- Exercise passage:
[Start of section]

NICE have issued guidance regarding the management of diabetic retinopathy:

  • eye care for all people with diabetes
    • maintain good blood pressure control (at or below 140/80 mmHg)
    • maintain good blood glucose levels (preferably below HbA1c 6.5-7.5%, according to the individual's target)
    • check visual acuity
    • refer for specialist opinion if cataracts are interfering with vision or the retina is obscured (2)
    • NICE guidance states criteria for timing of review for diabetic eye disease (3)
      • emergency review by an ophthalmologist is indicated for either:
        • sudden loss of vision
        • rubeosis iridis
        • pre-retinal or vitreous haemorrhage
        • retinal detachment
      • rapid review by an ophthalmologist should be arranged for new vessel formation
      • ophthalmologist referral, in accordance with the National Screening Committee criteria and timelines if any of these features is present, is indicated if either:
        • referable maculopathy:
          • exudate or retinal thickening within one disc diameter of the centre of the fovea
          • circinate or group of exudates within the macula (the macula is defined here as a circle centred on the fovea, with a diameter the distance between the temporal border of the optic disc and the fovea)

[End of section]

- Questions:
**A)** Answer these questions from the diabetic retinopathy guidance.
(i) At what level should blood pressure be kept?
(ii) What calls for a rapid review by an ophthalmologist?
(iii) Within what distance of the center of the fovea must exudate or retinal thickening lie to count as referable maculopathy?
**B)** Translate this sentence from the diabetic retinopathy guidance into Spanish: "NICE have issued guidance regarding the management of diabetic retinopathy:"
The rows that come next are not needed for any of this work.

- Material provided:
[Start of section]

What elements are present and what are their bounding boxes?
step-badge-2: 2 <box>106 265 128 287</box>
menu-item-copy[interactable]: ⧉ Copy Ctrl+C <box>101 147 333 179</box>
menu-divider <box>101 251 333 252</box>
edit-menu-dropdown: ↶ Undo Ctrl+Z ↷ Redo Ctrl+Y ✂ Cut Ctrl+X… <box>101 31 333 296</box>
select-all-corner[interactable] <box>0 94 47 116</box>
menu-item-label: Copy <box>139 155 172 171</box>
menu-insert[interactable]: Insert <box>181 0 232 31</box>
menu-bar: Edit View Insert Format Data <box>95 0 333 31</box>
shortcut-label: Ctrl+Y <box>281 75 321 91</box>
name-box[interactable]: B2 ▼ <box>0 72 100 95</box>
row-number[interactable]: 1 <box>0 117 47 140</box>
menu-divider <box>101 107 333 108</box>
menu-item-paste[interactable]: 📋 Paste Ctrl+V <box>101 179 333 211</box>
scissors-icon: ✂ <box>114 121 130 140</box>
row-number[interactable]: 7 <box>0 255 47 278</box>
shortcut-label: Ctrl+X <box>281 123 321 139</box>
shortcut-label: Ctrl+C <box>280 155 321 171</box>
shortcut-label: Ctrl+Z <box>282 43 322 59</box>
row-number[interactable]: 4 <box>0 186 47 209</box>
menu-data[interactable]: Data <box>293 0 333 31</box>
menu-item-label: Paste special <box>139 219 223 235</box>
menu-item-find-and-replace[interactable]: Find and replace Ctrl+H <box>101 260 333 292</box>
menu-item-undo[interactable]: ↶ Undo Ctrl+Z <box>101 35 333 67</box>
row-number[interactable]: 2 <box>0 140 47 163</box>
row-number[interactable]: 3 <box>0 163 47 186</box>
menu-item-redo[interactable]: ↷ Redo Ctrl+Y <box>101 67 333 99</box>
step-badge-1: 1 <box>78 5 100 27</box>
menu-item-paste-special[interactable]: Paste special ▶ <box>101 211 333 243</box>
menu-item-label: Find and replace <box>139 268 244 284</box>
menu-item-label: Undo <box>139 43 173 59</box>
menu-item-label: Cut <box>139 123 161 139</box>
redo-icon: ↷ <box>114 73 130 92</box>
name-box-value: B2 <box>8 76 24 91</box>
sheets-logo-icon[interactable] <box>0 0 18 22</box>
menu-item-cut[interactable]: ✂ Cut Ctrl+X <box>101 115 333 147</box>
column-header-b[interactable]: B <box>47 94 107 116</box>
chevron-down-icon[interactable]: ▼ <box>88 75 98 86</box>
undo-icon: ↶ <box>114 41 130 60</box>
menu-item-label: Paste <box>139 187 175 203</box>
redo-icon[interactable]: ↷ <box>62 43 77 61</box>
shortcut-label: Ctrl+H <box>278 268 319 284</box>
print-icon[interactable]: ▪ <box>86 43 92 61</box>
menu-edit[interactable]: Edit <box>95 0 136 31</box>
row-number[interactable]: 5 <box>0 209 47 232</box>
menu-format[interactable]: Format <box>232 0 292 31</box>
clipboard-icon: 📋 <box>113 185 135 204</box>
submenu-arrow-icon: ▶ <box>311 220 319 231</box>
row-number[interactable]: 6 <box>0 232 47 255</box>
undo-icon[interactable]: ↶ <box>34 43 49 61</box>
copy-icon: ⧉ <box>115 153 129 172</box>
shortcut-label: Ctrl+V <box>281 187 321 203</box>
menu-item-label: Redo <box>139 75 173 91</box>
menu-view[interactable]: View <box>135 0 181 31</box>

[End of section]

- Responses per task:
**A)**
(i) At or below 140/80 mmHg.
(ii) New vessel formation.
(iii) Within one disc diameter.

**B)** NICE ha publicado una guía sobre el manejo de la retinopatía diabética: